start WORKING DATA

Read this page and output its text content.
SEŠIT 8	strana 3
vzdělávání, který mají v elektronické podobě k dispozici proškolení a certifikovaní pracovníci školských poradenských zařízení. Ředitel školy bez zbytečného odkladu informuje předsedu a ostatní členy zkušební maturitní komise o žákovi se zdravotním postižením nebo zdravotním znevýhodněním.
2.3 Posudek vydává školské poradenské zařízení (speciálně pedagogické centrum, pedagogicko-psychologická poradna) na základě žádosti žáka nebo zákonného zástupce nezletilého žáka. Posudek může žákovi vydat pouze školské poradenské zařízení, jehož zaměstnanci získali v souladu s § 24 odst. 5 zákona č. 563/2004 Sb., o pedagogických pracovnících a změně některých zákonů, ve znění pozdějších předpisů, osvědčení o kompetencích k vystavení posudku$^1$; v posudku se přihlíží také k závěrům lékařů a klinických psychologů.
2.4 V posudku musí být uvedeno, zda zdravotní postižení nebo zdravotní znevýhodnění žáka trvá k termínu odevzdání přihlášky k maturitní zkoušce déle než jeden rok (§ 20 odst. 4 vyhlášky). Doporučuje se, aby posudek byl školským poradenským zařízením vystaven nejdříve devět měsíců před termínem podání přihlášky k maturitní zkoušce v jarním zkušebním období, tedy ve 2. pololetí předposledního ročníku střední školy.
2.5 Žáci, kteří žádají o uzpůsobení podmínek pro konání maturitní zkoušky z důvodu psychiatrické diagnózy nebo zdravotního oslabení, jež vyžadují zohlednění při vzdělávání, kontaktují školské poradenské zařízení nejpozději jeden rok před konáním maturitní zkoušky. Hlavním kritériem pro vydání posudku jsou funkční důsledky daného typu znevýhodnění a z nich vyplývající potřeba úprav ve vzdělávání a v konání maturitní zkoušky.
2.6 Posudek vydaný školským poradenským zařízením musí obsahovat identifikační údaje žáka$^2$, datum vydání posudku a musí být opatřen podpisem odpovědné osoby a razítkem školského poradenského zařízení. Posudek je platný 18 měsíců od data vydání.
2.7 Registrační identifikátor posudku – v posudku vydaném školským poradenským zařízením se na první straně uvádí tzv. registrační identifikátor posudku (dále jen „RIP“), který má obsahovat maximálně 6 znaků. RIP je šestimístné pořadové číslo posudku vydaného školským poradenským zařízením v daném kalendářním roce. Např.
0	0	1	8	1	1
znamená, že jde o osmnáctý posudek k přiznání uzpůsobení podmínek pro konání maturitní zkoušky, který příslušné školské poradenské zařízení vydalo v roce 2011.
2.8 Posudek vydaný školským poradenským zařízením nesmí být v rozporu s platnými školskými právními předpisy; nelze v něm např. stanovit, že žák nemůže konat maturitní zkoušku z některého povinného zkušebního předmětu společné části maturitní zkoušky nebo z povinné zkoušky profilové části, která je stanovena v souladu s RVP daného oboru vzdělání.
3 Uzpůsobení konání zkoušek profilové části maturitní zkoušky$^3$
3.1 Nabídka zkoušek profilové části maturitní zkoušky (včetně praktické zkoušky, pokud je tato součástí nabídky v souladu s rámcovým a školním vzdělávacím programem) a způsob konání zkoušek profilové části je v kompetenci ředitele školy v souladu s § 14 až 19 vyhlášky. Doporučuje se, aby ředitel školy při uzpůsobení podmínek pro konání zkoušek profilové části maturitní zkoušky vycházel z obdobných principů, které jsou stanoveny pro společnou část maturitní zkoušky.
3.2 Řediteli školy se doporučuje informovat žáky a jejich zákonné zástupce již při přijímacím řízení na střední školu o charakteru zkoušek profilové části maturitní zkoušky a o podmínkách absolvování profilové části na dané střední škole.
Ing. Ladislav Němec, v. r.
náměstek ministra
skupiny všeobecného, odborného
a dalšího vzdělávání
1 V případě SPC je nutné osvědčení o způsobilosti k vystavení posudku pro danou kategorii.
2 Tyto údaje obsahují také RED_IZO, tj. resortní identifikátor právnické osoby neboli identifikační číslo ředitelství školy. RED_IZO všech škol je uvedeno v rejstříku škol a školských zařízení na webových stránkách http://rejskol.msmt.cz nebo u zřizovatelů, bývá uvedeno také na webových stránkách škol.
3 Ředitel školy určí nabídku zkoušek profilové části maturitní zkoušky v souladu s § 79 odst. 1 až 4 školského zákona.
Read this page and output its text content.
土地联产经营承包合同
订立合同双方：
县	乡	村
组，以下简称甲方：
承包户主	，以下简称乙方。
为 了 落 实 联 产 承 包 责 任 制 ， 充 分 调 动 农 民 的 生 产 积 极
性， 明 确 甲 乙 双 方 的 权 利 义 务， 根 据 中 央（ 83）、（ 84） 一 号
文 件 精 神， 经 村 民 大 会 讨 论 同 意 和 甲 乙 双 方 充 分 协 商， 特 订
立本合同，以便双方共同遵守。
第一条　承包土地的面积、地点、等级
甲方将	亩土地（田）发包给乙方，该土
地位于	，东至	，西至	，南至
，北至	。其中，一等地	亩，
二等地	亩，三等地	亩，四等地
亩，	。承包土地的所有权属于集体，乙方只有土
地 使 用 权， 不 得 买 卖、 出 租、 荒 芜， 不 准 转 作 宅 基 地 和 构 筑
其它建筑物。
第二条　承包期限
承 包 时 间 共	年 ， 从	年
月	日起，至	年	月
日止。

end WORKING DATA

■ REQUIREMENT: Extract from the material all lines containing the string "odst".

■ SOLVED PROBLEM:
2.3 Posudek vydává školské poradenské zařízení (speciálně pedagogické centrum, pedagogicko-psychologická poradna) na základě žádosti žáka nebo zákonného zástupce nezletilého žáka. Posudek může žákovi vydat pouze školské poradenské zařízení, jehož zaměstnanci získali v souladu s § 24 odst. 5 zákona č. 563/2004 Sb., o pedagogických pracovnících a změně některých zákonů, ve znění pozdějších předpisů, osvědčení o kompetencích k vystavení posudku$^1$; v posudku se přihlíží také k závěrům lékařů a klinických psychologů.
2.4 V posudku musí být uvedeno, zda zdravotní postižení nebo zdravotní znevýhodnění žáka trvá k termínu odevzdání přihlášky k maturitní zkoušce déle než jeden rok (§ 20 odst. 4 vyhlášky). Doporučuje se, aby posudek byl školským poradenským zařízením vystaven nejdříve devět měsíců před termínem podání přihlášky k maturitní zkoušce v jarním zkušebním období, tedy ve 2. pololetí předposledního ročníku střední školy.
3 Ředitel školy určí nabídku zkoušek profilové části maturitní zkoušky v souladu s § 79 odst. 1 až 4 školského zákona.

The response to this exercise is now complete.